-------- Information supplied --------
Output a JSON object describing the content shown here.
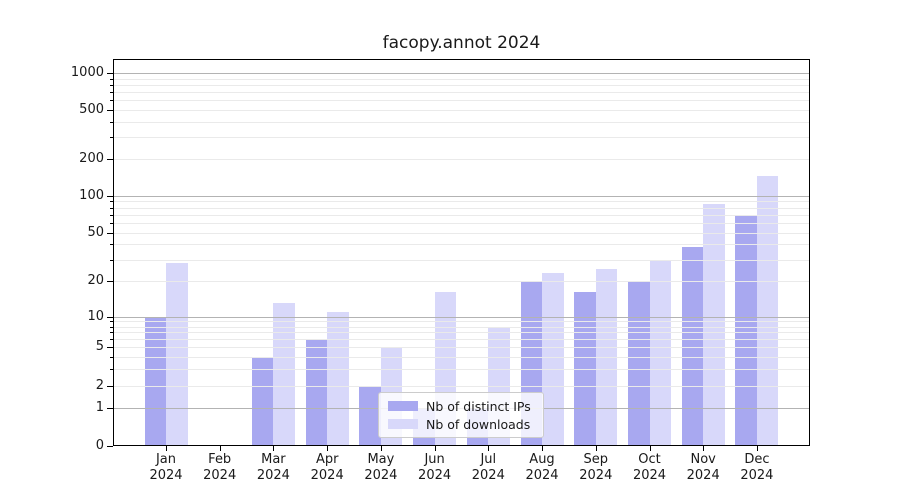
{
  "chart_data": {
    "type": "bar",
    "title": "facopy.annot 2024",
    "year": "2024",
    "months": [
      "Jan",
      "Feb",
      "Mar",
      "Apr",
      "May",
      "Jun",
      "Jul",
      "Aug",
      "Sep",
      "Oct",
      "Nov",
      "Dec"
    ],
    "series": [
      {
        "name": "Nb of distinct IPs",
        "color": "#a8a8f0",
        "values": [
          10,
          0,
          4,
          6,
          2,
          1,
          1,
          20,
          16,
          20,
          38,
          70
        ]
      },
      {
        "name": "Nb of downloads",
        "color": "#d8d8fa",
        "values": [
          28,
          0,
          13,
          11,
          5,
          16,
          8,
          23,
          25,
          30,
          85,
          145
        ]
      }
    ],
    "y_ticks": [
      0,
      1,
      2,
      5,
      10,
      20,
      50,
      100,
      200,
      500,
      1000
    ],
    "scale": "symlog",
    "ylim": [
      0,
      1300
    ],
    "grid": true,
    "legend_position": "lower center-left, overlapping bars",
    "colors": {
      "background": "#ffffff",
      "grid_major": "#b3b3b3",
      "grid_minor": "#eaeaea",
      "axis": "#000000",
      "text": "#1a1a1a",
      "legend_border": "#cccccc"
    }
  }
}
--------
> [Set task]:
Copy all of the entries verbatim, leaving out any pictures they contain.

> [Response to this task]:
Output a JSON object describing the content shown here.
{
  "chart_data": {
    "type": "bar",
    "title": "facopy.annot 2024",
    "year": "2024",
    "months": [
      "Jan",
      "Feb",
      "Mar",
      "Apr",
      "May",
      "Jun",
      "Jul",
      "Aug",
      "Sep",
      "Oct",
      "Nov",
      "Dec"
    ],
    "series": [
      {
        "name": "Nb of distinct IPs",
        "color": "#a8a8f0",
        "values": [
          10,
          0,
          4,
          6,
          2,
          1,
          1,
          20,
          16,
          20,
          38,
          70
        ]
      },
      {
        "name": "Nb of downloads",
        "color": "#d8d8fa",
        "values": [
          28,
          0,
          13,
          11,
          5,
          16,
          8,
          23,
          25,
          30,
          85,
          145
        ]
      }
    ],
    "y_ticks": [
      0,
      1,
      2,
      5,
      10,
      20,
      50,
      100,
      200,
      500,
      1000
    ],
    "scale": "symlog",
    "ylim": [
      0,
      1300
    ],
    "grid": true,
    "legend_position": "lower center-left, overlapping bars",
    "colors": {
      "background": "#ffffff",
      "grid_major": "#b3b3b3",
      "grid_minor": "#eaeaea",
      "axis": "#000000",
      "text": "#1a1a1a",
      "legend_border": "#cccccc"
    }
  }
}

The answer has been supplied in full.